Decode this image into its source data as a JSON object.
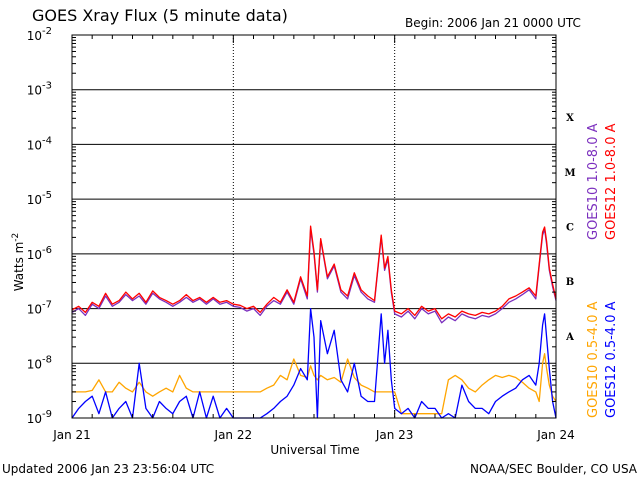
{
  "chart_data": {
    "type": "line",
    "title": "GOES Xray Flux (5 minute data)",
    "begin_label": "Begin:  2006 Jan 21 0000 UTC",
    "xlabel": "Universal Time",
    "ylabel_base": "Watts m",
    "ylabel_sup": "-2",
    "updated": "Updated 2006 Jan 23 23:56:04 UTC",
    "credit": "NOAA/SEC Boulder, CO USA",
    "xlim": [
      0,
      72
    ],
    "ylim_exponent": [
      -9,
      -2
    ],
    "yscale": "log",
    "x_tick_labels": [
      {
        "x": 0,
        "label": "Jan 21"
      },
      {
        "x": 24,
        "label": "Jan 22"
      },
      {
        "x": 48,
        "label": "Jan 23"
      },
      {
        "x": 72,
        "label": "Jan 24"
      }
    ],
    "y_tick_labels": [
      {
        "exp": -2,
        "base": "10",
        "sup": "-2"
      },
      {
        "exp": -3,
        "base": "10",
        "sup": "-3"
      },
      {
        "exp": -4,
        "base": "10",
        "sup": "-4"
      },
      {
        "exp": -5,
        "base": "10",
        "sup": "-5"
      },
      {
        "exp": -6,
        "base": "10",
        "sup": "-6"
      },
      {
        "exp": -7,
        "base": "10",
        "sup": "-7"
      },
      {
        "exp": -8,
        "base": "10",
        "sup": "-8"
      },
      {
        "exp": -9,
        "base": "10",
        "sup": "-9"
      }
    ],
    "flare_classes": [
      {
        "label": "X",
        "exp": -3.5
      },
      {
        "label": "M",
        "exp": -4.5
      },
      {
        "label": "C",
        "exp": -5.5
      },
      {
        "label": "B",
        "exp": -6.5
      },
      {
        "label": "A",
        "exp": -7.5
      }
    ],
    "series": [
      {
        "name": "GOES10 1.0-8.0 A",
        "color": "#7b2fbe",
        "x": [
          0,
          1,
          2,
          3,
          4,
          5,
          6,
          7,
          8,
          9,
          10,
          11,
          12,
          13,
          14,
          15,
          16,
          17,
          18,
          19,
          20,
          21,
          22,
          23,
          24,
          25,
          26,
          27,
          28,
          29,
          30,
          31,
          32,
          33,
          34,
          35,
          35.5,
          36,
          36.5,
          37,
          38,
          39,
          40,
          41,
          42,
          43,
          44,
          45,
          46,
          46.5,
          47,
          47.5,
          48,
          49,
          50,
          51,
          52,
          53,
          54,
          55,
          56,
          57,
          58,
          59,
          60,
          61,
          62,
          63,
          64,
          65,
          66,
          67,
          68,
          69,
          69.5,
          70,
          70.3,
          70.6,
          71,
          71.5,
          72
        ],
        "y": [
          8.5e-08,
          1e-07,
          7.5e-08,
          1.2e-07,
          1e-07,
          1.7e-07,
          1.1e-07,
          1.3e-07,
          1.8e-07,
          1.4e-07,
          1.7e-07,
          1.2e-07,
          1.9e-07,
          1.5e-07,
          1.3e-07,
          1.1e-07,
          1.3e-07,
          1.6e-07,
          1.3e-07,
          1.5e-07,
          1.2e-07,
          1.5e-07,
          1.2e-07,
          1.3e-07,
          1.1e-07,
          1.05e-07,
          9e-08,
          1e-07,
          7.5e-08,
          1.1e-07,
          1.4e-07,
          1.2e-07,
          2e-07,
          1.2e-07,
          3.5e-07,
          1.5e-07,
          2.8e-06,
          1e-06,
          2e-07,
          1.8e-06,
          3.5e-07,
          6e-07,
          2e-07,
          1.5e-07,
          4e-07,
          2e-07,
          1.5e-07,
          1.3e-07,
          2e-06,
          5e-07,
          8e-07,
          2e-07,
          8e-08,
          7e-08,
          9e-08,
          6.5e-08,
          1e-07,
          8e-08,
          9e-08,
          5.5e-08,
          7e-08,
          6e-08,
          8e-08,
          7e-08,
          6.5e-08,
          7.5e-08,
          7e-08,
          8e-08,
          1e-07,
          1.3e-07,
          1.5e-07,
          1.8e-07,
          2.2e-07,
          1.5e-07,
          6e-07,
          2.2e-06,
          2.8e-06,
          1.5e-06,
          5e-07,
          2.5e-07,
          1.4e-07
        ]
      },
      {
        "name": "GOES12 1.0-8.0 A",
        "color": "#ff0000",
        "x": [
          0,
          1,
          2,
          3,
          4,
          5,
          6,
          7,
          8,
          9,
          10,
          11,
          12,
          13,
          14,
          15,
          16,
          17,
          18,
          19,
          20,
          21,
          22,
          23,
          24,
          25,
          26,
          27,
          28,
          29,
          30,
          31,
          32,
          33,
          34,
          35,
          35.5,
          36,
          36.5,
          37,
          38,
          39,
          40,
          41,
          42,
          43,
          44,
          45,
          46,
          46.5,
          47,
          47.5,
          48,
          49,
          50,
          51,
          52,
          53,
          54,
          55,
          56,
          57,
          58,
          59,
          60,
          61,
          62,
          63,
          64,
          65,
          66,
          67,
          68,
          69,
          69.5,
          70,
          70.3,
          70.6,
          71,
          71.5,
          72
        ],
        "y": [
          9.5e-08,
          1.1e-07,
          8.5e-08,
          1.3e-07,
          1.1e-07,
          1.9e-07,
          1.2e-07,
          1.4e-07,
          2e-07,
          1.5e-07,
          1.9e-07,
          1.3e-07,
          2.1e-07,
          1.6e-07,
          1.4e-07,
          1.2e-07,
          1.4e-07,
          1.8e-07,
          1.4e-07,
          1.6e-07,
          1.3e-07,
          1.6e-07,
          1.3e-07,
          1.4e-07,
          1.2e-07,
          1.15e-07,
          1e-07,
          1.1e-07,
          8.5e-08,
          1.2e-07,
          1.6e-07,
          1.3e-07,
          2.2e-07,
          1.3e-07,
          3.8e-07,
          1.7e-07,
          3.2e-06,
          1.1e-06,
          2.2e-07,
          1.9e-06,
          3.8e-07,
          6.5e-07,
          2.2e-07,
          1.7e-07,
          4.5e-07,
          2.2e-07,
          1.7e-07,
          1.4e-07,
          2.2e-06,
          5.5e-07,
          9e-07,
          2.2e-07,
          9e-08,
          8e-08,
          1e-07,
          7.5e-08,
          1.1e-07,
          9e-08,
          1e-07,
          6.5e-08,
          8e-08,
          7e-08,
          9e-08,
          8e-08,
          7.5e-08,
          8.5e-08,
          8e-08,
          9e-08,
          1.1e-07,
          1.5e-07,
          1.7e-07,
          2e-07,
          2.4e-07,
          1.7e-07,
          6.5e-07,
          2.5e-06,
          3.1e-06,
          1.7e-06,
          5.5e-07,
          2.8e-07,
          1.5e-07
        ]
      },
      {
        "name": "GOES10 0.5-4.0 A",
        "color": "#ffa500",
        "x": [
          0,
          1,
          2,
          3,
          4,
          5,
          6,
          7,
          8,
          9,
          10,
          11,
          12,
          13,
          14,
          15,
          16,
          17,
          18,
          19,
          20,
          21,
          22,
          23,
          24,
          25,
          26,
          27,
          28,
          29,
          30,
          31,
          32,
          33,
          34,
          35,
          35.5,
          36,
          36.5,
          37,
          38,
          39,
          40,
          41,
          42,
          43,
          44,
          45,
          46,
          46.5,
          47,
          47.5,
          48,
          49,
          50,
          51,
          52,
          53,
          54,
          55,
          56,
          57,
          58,
          59,
          60,
          61,
          62,
          63,
          64,
          65,
          66,
          67,
          68,
          69,
          69.5,
          70,
          70.3,
          70.6,
          71,
          71.5,
          72
        ],
        "y": [
          3e-09,
          3e-09,
          3e-09,
          3.2e-09,
          5e-09,
          3e-09,
          3e-09,
          4.5e-09,
          3.5e-09,
          3e-09,
          4.5e-09,
          3e-09,
          2.5e-09,
          3e-09,
          3.5e-09,
          3e-09,
          6e-09,
          3.5e-09,
          3e-09,
          3e-09,
          3e-09,
          3e-09,
          3e-09,
          3e-09,
          3e-09,
          3e-09,
          3e-09,
          3e-09,
          3e-09,
          3.5e-09,
          4e-09,
          6e-09,
          5e-09,
          1.2e-08,
          6e-09,
          5.5e-09,
          9e-09,
          6e-09,
          5e-09,
          6e-09,
          5e-09,
          5.5e-09,
          4.5e-09,
          1.2e-08,
          5.5e-09,
          4e-09,
          3.5e-09,
          3e-09,
          3e-09,
          3e-09,
          3e-09,
          3e-09,
          3e-09,
          1.2e-09,
          1.2e-09,
          1.2e-09,
          1.2e-09,
          1.2e-09,
          1.2e-09,
          1.2e-09,
          5e-09,
          6e-09,
          5e-09,
          3.5e-09,
          3e-09,
          4e-09,
          5e-09,
          6e-09,
          5.5e-09,
          6e-09,
          5.5e-09,
          4.5e-09,
          3.5e-09,
          3e-09,
          2e-09,
          1e-08,
          1.5e-08,
          8e-09,
          4e-09,
          2.5e-09,
          2e-09
        ]
      },
      {
        "name": "GOES12 0.5-4.0 A",
        "color": "#0000ff",
        "x": [
          0,
          1,
          2,
          3,
          4,
          5,
          6,
          7,
          8,
          9,
          10,
          11,
          12,
          13,
          14,
          15,
          16,
          17,
          18,
          19,
          20,
          21,
          22,
          23,
          24,
          25,
          26,
          27,
          28,
          29,
          30,
          31,
          32,
          33,
          34,
          35,
          35.5,
          36,
          36.5,
          37,
          38,
          39,
          40,
          41,
          42,
          43,
          44,
          45,
          46,
          46.5,
          47,
          47.5,
          48,
          49,
          50,
          51,
          52,
          53,
          54,
          55,
          56,
          57,
          58,
          59,
          60,
          61,
          62,
          63,
          64,
          65,
          66,
          67,
          68,
          69,
          69.5,
          70,
          70.3,
          70.6,
          71,
          71.5,
          72
        ],
        "y": [
          1e-09,
          1.5e-09,
          2e-09,
          2.5e-09,
          1.2e-09,
          3e-09,
          1e-09,
          1.5e-09,
          2e-09,
          1e-09,
          1e-08,
          1.5e-09,
          1e-09,
          2e-09,
          1.5e-09,
          1.2e-09,
          2e-09,
          2.5e-09,
          1e-09,
          3e-09,
          1e-09,
          2.5e-09,
          1e-09,
          1.5e-09,
          1e-09,
          1e-09,
          1e-09,
          1e-09,
          1e-09,
          1.2e-09,
          1.5e-09,
          2e-09,
          2.5e-09,
          4e-09,
          8e-09,
          5e-09,
          1e-07,
          3e-08,
          1e-09,
          6e-08,
          1.5e-08,
          4e-08,
          5e-09,
          3e-09,
          1e-08,
          2.5e-09,
          2e-09,
          2e-09,
          8e-08,
          1e-08,
          4e-08,
          5e-09,
          1.5e-09,
          1.2e-09,
          1.5e-09,
          1e-09,
          2e-09,
          1.5e-09,
          1.5e-09,
          1e-09,
          1.2e-09,
          1e-09,
          4e-09,
          2e-09,
          1.5e-09,
          1.5e-09,
          1.2e-09,
          2e-09,
          2.5e-09,
          3e-09,
          3.5e-09,
          5e-09,
          6e-09,
          4e-09,
          1e-08,
          5e-08,
          8e-08,
          3e-08,
          8e-09,
          2e-09,
          1e-09
        ]
      }
    ]
  }
}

++++++

- [SHORT TASK] Collect each line holding the string "color".

- [EXERCISE RESULT]
        "color": "#7b2fbe",
        "color": "#ff0000",
        "color": "#ffa500",
        "color": "#0000ff",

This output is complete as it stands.